(Figure collection entries)
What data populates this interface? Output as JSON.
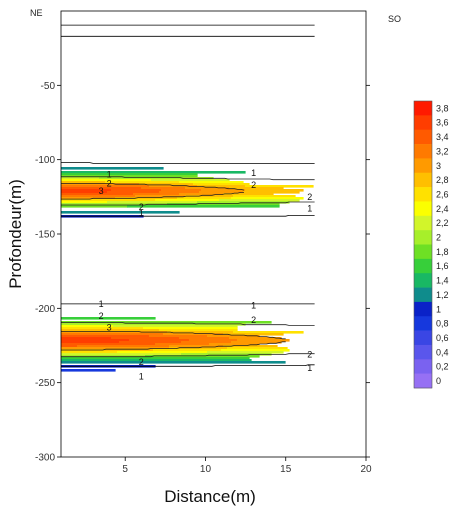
{
  "chart_data": {
    "type": "heatmap",
    "subtype": "contour",
    "xlabel": "Distance(m)",
    "ylabel": "Profondeur(m)",
    "xlim": [
      1,
      20
    ],
    "ylim": [
      -300,
      0
    ],
    "x_ticks": [
      5,
      10,
      15,
      20
    ],
    "y_ticks": [
      -50,
      -100,
      -150,
      -200,
      -250,
      -300
    ],
    "data_extent": {
      "x": [
        1,
        16.8
      ],
      "y": [
        -300,
        0
      ]
    },
    "corner_labels": {
      "left": "NE",
      "right": "SO"
    },
    "colorbar": {
      "levels": [
        "3,8",
        "3,6",
        "3,4",
        "3,2",
        "3",
        "2,8",
        "2,6",
        "2,4",
        "2,2",
        "2",
        "1,8",
        "1,6",
        "1,4",
        "1,2",
        "1",
        "0,8",
        "0,6",
        "0,4",
        "0,2",
        "0"
      ],
      "colors": [
        "#ff1a00",
        "#ff3d00",
        "#ff5a00",
        "#ff7a00",
        "#ff9a00",
        "#ffbf00",
        "#ffe100",
        "#fbff00",
        "#d2f52a",
        "#a7ef2a",
        "#6ee024",
        "#37cf3a",
        "#19b864",
        "#0f8c8c",
        "#0a22c8",
        "#1638dd",
        "#3a46e4",
        "#5a56ec",
        "#7a62f0",
        "#9670f4"
      ]
    },
    "contour_labels": [
      {
        "text": "1",
        "x": 4.0,
        "y": -110
      },
      {
        "text": "2",
        "x": 4.0,
        "y": -116
      },
      {
        "text": "3",
        "x": 3.5,
        "y": -121
      },
      {
        "text": "2",
        "x": 6.0,
        "y": -132
      },
      {
        "text": "1",
        "x": 6.0,
        "y": -136
      },
      {
        "text": "1",
        "x": 13.0,
        "y": -109
      },
      {
        "text": "2",
        "x": 13.0,
        "y": -117
      },
      {
        "text": "2",
        "x": 16.5,
        "y": -125
      },
      {
        "text": "1",
        "x": 16.5,
        "y": -133
      },
      {
        "text": "1",
        "x": 3.5,
        "y": -197
      },
      {
        "text": "2",
        "x": 3.5,
        "y": -205
      },
      {
        "text": "3",
        "x": 4.0,
        "y": -213
      },
      {
        "text": "1",
        "x": 13.0,
        "y": -198
      },
      {
        "text": "2",
        "x": 13.0,
        "y": -208
      },
      {
        "text": "2",
        "x": 6.0,
        "y": -236
      },
      {
        "text": "2",
        "x": 16.5,
        "y": -231
      },
      {
        "text": "1",
        "x": 6.0,
        "y": -246
      },
      {
        "text": "1",
        "x": 16.5,
        "y": -240
      }
    ]
  }
}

YOUR TASK: Copy out all the data exactly; skip the pictures.

THE REPLY:
What data populates this interface? Output as JSON.
{
  "chart_data": {
    "type": "heatmap",
    "subtype": "contour",
    "xlabel": "Distance(m)",
    "ylabel": "Profondeur(m)",
    "xlim": [
      1,
      20
    ],
    "ylim": [
      -300,
      0
    ],
    "x_ticks": [
      5,
      10,
      15,
      20
    ],
    "y_ticks": [
      -50,
      -100,
      -150,
      -200,
      -250,
      -300
    ],
    "data_extent": {
      "x": [
        1,
        16.8
      ],
      "y": [
        -300,
        0
      ]
    },
    "corner_labels": {
      "left": "NE",
      "right": "SO"
    },
    "colorbar": {
      "levels": [
        "3,8",
        "3,6",
        "3,4",
        "3,2",
        "3",
        "2,8",
        "2,6",
        "2,4",
        "2,2",
        "2",
        "1,8",
        "1,6",
        "1,4",
        "1,2",
        "1",
        "0,8",
        "0,6",
        "0,4",
        "0,2",
        "0"
      ],
      "colors": [
        "#ff1a00",
        "#ff3d00",
        "#ff5a00",
        "#ff7a00",
        "#ff9a00",
        "#ffbf00",
        "#ffe100",
        "#fbff00",
        "#d2f52a",
        "#a7ef2a",
        "#6ee024",
        "#37cf3a",
        "#19b864",
        "#0f8c8c",
        "#0a22c8",
        "#1638dd",
        "#3a46e4",
        "#5a56ec",
        "#7a62f0",
        "#9670f4"
      ]
    },
    "contour_labels": [
      {
        "text": "1",
        "x": 4.0,
        "y": -110
      },
      {
        "text": "2",
        "x": 4.0,
        "y": -116
      },
      {
        "text": "3",
        "x": 3.5,
        "y": -121
      },
      {
        "text": "2",
        "x": 6.0,
        "y": -132
      },
      {
        "text": "1",
        "x": 6.0,
        "y": -136
      },
      {
        "text": "1",
        "x": 13.0,
        "y": -109
      },
      {
        "text": "2",
        "x": 13.0,
        "y": -117
      },
      {
        "text": "2",
        "x": 16.5,
        "y": -125
      },
      {
        "text": "1",
        "x": 16.5,
        "y": -133
      },
      {
        "text": "1",
        "x": 3.5,
        "y": -197
      },
      {
        "text": "2",
        "x": 3.5,
        "y": -205
      },
      {
        "text": "3",
        "x": 4.0,
        "y": -213
      },
      {
        "text": "1",
        "x": 13.0,
        "y": -198
      },
      {
        "text": "2",
        "x": 13.0,
        "y": -208
      },
      {
        "text": "2",
        "x": 6.0,
        "y": -236
      },
      {
        "text": "2",
        "x": 16.5,
        "y": -231
      },
      {
        "text": "1",
        "x": 6.0,
        "y": -246
      },
      {
        "text": "1",
        "x": 16.5,
        "y": -240
      }
    ]
  }
}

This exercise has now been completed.